_AIM_:
Exactly repeat the material, dropping every picture from the copy.

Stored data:
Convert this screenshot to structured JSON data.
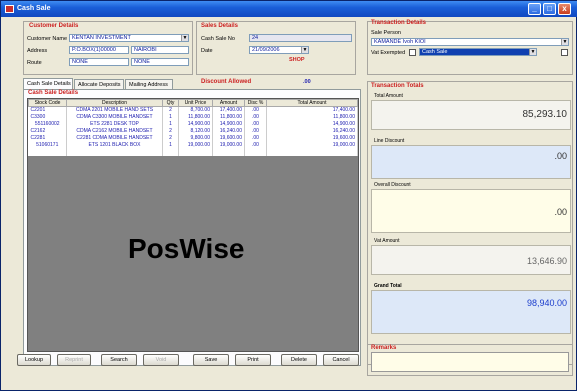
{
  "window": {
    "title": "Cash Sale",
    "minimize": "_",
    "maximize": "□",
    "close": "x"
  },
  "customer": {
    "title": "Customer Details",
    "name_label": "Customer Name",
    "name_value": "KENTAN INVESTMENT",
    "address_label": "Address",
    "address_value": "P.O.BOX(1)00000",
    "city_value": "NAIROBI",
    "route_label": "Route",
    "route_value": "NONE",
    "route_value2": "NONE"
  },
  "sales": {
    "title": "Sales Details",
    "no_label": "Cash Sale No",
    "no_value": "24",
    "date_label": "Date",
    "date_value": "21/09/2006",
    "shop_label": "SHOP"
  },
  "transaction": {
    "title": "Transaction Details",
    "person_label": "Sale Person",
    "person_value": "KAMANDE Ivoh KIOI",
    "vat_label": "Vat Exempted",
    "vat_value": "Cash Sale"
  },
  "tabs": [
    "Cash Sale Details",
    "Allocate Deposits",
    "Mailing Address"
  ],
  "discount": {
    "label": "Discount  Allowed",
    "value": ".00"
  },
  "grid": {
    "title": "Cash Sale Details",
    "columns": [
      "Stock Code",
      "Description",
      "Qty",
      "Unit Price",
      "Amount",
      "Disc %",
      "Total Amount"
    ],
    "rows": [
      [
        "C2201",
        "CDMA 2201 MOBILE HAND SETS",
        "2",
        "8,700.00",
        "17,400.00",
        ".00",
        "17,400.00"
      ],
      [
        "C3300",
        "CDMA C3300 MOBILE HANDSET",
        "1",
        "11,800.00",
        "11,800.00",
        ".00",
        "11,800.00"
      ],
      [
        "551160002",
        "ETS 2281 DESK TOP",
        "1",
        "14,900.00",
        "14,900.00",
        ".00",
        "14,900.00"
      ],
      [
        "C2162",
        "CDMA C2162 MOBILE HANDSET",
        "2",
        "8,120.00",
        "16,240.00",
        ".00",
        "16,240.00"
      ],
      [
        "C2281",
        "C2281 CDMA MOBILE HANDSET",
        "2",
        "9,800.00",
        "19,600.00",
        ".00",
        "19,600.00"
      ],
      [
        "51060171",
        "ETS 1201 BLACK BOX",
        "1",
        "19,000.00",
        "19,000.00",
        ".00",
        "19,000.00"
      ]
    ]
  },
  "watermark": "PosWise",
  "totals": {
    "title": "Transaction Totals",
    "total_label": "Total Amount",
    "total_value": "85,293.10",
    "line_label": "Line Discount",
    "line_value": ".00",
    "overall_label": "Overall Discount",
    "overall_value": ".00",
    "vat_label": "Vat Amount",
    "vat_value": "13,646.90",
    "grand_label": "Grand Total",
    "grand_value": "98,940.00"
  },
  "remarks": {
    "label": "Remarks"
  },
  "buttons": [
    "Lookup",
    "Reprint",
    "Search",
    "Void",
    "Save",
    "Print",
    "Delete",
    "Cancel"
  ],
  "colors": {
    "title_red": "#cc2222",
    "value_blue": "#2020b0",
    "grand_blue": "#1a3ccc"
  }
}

_PROBLEM SOLUTION_:
Convert this screenshot to structured JSON data.
{
  "window": {
    "title": "Cash Sale",
    "minimize": "_",
    "maximize": "□",
    "close": "x"
  },
  "customer": {
    "title": "Customer Details",
    "name_label": "Customer Name",
    "name_value": "KENTAN INVESTMENT",
    "address_label": "Address",
    "address_value": "P.O.BOX(1)00000",
    "city_value": "NAIROBI",
    "route_label": "Route",
    "route_value": "NONE",
    "route_value2": "NONE"
  },
  "sales": {
    "title": "Sales Details",
    "no_label": "Cash Sale No",
    "no_value": "24",
    "date_label": "Date",
    "date_value": "21/09/2006",
    "shop_label": "SHOP"
  },
  "transaction": {
    "title": "Transaction Details",
    "person_label": "Sale Person",
    "person_value": "KAMANDE Ivoh KIOI",
    "vat_label": "Vat Exempted",
    "vat_value": "Cash Sale"
  },
  "tabs": [
    "Cash Sale Details",
    "Allocate Deposits",
    "Mailing Address"
  ],
  "discount": {
    "label": "Discount  Allowed",
    "value": ".00"
  },
  "grid": {
    "title": "Cash Sale Details",
    "columns": [
      "Stock Code",
      "Description",
      "Qty",
      "Unit Price",
      "Amount",
      "Disc %",
      "Total Amount"
    ],
    "rows": [
      [
        "C2201",
        "CDMA 2201 MOBILE HAND SETS",
        "2",
        "8,700.00",
        "17,400.00",
        ".00",
        "17,400.00"
      ],
      [
        "C3300",
        "CDMA C3300 MOBILE HANDSET",
        "1",
        "11,800.00",
        "11,800.00",
        ".00",
        "11,800.00"
      ],
      [
        "551160002",
        "ETS 2281 DESK TOP",
        "1",
        "14,900.00",
        "14,900.00",
        ".00",
        "14,900.00"
      ],
      [
        "C2162",
        "CDMA C2162 MOBILE HANDSET",
        "2",
        "8,120.00",
        "16,240.00",
        ".00",
        "16,240.00"
      ],
      [
        "C2281",
        "C2281 CDMA MOBILE HANDSET",
        "2",
        "9,800.00",
        "19,600.00",
        ".00",
        "19,600.00"
      ],
      [
        "51060171",
        "ETS 1201 BLACK BOX",
        "1",
        "19,000.00",
        "19,000.00",
        ".00",
        "19,000.00"
      ]
    ]
  },
  "watermark": "PosWise",
  "totals": {
    "title": "Transaction Totals",
    "total_label": "Total Amount",
    "total_value": "85,293.10",
    "line_label": "Line Discount",
    "line_value": ".00",
    "overall_label": "Overall Discount",
    "overall_value": ".00",
    "vat_label": "Vat Amount",
    "vat_value": "13,646.90",
    "grand_label": "Grand Total",
    "grand_value": "98,940.00"
  },
  "remarks": {
    "label": "Remarks"
  },
  "buttons": [
    "Lookup",
    "Reprint",
    "Search",
    "Void",
    "Save",
    "Print",
    "Delete",
    "Cancel"
  ],
  "colors": {
    "title_red": "#cc2222",
    "value_blue": "#2020b0",
    "grand_blue": "#1a3ccc"
  }
}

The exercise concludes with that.